_EXERCISE AIM_. Find the word "vozidla" in the records below. List each line containing it.

::: DATA EXTRACT

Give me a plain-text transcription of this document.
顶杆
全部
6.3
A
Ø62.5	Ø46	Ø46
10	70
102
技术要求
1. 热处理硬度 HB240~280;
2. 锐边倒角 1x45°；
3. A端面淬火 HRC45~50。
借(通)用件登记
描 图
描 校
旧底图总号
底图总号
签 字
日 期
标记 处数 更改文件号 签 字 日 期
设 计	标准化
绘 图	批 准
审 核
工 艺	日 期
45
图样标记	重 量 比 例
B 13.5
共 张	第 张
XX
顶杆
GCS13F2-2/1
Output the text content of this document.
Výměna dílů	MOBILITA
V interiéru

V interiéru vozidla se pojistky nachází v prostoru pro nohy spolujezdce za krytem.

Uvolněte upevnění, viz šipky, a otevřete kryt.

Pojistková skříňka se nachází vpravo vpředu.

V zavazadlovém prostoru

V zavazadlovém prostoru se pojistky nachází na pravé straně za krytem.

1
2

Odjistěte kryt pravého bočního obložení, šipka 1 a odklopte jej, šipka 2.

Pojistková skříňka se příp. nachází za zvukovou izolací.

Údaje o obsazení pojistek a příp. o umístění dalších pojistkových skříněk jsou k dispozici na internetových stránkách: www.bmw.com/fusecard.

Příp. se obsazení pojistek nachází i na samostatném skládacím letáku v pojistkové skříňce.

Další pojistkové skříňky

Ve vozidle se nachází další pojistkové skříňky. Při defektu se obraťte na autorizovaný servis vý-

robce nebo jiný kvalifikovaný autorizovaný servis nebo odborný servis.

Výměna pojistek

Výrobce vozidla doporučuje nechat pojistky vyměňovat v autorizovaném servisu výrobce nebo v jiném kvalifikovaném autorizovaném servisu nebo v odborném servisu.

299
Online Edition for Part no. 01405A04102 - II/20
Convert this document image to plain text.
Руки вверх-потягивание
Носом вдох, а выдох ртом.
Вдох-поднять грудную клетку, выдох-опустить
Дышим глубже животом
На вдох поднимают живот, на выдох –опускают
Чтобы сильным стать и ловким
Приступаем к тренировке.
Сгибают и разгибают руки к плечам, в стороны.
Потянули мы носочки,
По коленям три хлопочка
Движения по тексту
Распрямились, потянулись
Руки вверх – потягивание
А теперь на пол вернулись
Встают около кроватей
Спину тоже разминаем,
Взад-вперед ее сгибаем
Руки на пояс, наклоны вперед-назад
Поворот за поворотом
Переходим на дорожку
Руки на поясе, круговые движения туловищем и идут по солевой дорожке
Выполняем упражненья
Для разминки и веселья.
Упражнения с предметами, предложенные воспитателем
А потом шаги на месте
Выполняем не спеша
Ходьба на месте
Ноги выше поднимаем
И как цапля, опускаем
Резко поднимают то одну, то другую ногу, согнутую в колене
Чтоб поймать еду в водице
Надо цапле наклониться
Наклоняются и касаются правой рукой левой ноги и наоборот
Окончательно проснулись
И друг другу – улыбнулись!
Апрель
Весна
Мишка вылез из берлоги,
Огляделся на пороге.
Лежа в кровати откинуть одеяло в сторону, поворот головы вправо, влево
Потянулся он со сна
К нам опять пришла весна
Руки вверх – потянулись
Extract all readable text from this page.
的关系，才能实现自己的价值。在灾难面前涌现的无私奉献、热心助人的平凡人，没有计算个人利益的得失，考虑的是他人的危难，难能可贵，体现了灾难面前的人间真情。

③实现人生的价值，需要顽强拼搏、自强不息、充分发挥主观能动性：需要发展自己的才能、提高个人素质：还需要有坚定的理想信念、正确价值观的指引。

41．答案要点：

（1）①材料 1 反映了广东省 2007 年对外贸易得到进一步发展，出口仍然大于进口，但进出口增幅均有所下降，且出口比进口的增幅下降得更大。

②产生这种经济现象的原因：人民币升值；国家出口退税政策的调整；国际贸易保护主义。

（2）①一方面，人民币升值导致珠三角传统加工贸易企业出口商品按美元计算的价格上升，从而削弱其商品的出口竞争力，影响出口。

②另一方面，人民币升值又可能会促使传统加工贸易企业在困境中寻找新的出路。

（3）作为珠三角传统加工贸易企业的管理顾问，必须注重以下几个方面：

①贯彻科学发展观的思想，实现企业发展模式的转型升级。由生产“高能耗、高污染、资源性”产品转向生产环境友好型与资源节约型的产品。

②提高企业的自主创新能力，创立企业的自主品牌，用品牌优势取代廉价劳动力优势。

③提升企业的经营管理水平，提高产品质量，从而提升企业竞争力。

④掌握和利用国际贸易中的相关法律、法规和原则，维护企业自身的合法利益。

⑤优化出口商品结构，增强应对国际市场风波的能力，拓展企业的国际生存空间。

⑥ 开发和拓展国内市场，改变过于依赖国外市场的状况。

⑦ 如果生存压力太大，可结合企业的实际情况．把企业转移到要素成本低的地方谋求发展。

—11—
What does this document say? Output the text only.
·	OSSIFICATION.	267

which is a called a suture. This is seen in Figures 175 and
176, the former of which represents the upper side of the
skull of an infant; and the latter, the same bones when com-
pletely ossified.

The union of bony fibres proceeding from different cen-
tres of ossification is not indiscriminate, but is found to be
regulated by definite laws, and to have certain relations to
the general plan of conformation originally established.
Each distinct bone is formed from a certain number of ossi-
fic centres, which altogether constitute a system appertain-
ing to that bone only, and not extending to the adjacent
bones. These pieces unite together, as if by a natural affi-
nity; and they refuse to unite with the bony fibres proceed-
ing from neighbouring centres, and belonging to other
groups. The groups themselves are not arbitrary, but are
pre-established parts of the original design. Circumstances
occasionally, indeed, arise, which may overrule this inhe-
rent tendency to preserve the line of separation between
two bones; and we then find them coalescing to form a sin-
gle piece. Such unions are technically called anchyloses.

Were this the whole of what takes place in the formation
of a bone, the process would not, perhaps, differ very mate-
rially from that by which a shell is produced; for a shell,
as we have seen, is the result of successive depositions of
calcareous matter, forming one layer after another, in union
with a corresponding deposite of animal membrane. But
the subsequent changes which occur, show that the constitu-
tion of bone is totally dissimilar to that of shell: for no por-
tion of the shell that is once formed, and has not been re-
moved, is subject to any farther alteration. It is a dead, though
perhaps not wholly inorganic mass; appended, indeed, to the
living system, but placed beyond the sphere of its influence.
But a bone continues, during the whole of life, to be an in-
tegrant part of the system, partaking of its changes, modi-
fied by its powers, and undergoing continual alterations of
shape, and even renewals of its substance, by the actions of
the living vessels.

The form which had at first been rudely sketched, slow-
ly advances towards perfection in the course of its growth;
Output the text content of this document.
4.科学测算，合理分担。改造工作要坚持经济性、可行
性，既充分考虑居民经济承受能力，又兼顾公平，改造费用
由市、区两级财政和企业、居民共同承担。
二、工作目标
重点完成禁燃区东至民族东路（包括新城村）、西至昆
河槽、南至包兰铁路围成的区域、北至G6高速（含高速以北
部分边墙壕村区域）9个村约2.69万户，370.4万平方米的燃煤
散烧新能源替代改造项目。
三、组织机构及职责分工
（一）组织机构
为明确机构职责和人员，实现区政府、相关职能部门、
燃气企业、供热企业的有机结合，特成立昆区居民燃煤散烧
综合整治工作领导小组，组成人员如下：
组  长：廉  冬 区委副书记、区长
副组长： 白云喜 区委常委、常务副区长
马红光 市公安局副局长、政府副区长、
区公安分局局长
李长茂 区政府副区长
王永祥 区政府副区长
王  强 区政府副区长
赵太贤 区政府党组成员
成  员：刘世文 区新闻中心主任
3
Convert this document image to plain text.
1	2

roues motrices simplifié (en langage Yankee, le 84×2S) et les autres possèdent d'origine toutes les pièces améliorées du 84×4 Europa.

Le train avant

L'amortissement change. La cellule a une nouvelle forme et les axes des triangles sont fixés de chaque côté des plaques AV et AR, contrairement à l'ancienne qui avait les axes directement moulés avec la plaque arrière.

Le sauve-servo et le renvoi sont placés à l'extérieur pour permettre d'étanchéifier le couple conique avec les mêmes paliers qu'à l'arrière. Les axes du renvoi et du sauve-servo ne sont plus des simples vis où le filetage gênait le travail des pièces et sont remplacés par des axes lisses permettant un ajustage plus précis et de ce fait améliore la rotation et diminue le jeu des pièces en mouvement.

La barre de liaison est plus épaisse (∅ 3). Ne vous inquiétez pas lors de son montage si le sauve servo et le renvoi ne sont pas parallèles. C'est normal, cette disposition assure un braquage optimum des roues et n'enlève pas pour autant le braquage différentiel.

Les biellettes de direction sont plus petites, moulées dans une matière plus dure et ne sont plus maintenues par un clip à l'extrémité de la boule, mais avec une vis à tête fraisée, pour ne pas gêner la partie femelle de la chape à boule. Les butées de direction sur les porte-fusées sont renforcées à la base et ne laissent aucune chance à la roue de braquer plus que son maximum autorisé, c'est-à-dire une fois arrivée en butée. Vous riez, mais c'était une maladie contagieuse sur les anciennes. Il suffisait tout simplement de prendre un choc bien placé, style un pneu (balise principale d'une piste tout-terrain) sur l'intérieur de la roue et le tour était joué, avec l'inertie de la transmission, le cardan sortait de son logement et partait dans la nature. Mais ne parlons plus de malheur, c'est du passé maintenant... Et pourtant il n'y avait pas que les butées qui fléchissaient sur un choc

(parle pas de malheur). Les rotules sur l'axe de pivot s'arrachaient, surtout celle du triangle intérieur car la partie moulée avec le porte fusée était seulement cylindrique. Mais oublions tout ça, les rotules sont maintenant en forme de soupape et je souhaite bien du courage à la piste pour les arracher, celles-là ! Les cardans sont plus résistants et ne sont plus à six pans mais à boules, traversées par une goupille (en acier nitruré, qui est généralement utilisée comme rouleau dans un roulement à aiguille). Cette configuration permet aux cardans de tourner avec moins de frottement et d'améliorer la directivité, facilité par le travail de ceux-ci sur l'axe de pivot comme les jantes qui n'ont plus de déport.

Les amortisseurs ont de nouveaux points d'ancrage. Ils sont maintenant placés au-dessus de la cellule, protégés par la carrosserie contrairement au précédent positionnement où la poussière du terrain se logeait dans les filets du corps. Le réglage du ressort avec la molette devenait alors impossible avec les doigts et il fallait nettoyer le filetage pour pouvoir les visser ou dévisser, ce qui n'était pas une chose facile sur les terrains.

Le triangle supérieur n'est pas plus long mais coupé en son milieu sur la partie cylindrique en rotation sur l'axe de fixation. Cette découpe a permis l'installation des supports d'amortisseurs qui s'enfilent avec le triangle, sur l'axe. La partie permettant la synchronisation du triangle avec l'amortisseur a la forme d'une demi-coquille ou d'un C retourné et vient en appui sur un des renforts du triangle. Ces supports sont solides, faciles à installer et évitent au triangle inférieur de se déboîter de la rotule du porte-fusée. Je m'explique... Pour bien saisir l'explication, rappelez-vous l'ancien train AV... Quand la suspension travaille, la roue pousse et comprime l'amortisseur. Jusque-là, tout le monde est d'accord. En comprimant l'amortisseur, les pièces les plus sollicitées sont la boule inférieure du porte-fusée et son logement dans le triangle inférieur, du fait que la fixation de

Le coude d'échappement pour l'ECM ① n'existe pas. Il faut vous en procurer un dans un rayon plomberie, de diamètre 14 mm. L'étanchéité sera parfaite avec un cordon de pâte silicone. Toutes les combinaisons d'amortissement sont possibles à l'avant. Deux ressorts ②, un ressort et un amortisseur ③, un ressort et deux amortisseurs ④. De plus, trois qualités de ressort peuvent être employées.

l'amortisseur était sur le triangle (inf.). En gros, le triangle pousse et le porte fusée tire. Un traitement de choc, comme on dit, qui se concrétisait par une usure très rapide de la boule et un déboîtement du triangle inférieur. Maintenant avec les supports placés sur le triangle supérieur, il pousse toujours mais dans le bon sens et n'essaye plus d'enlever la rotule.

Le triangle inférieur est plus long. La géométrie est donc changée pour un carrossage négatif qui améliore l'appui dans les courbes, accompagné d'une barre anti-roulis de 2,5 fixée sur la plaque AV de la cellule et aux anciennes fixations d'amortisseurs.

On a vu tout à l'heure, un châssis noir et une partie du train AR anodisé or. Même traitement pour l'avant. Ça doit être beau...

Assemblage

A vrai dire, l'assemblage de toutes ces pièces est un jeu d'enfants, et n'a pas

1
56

::::::

_EXERCISE RESULT_.
V interiéru vozidla se pojistky nachází v prostoru pro nohy spolujezdce za krytem.
Výrobce vozidla doporučuje nechat pojistky vyměňovat v autorizovaném servisu výrobce nebo v jiném kvalifikovaném autorizovaném servisu nebo v odborném servisu.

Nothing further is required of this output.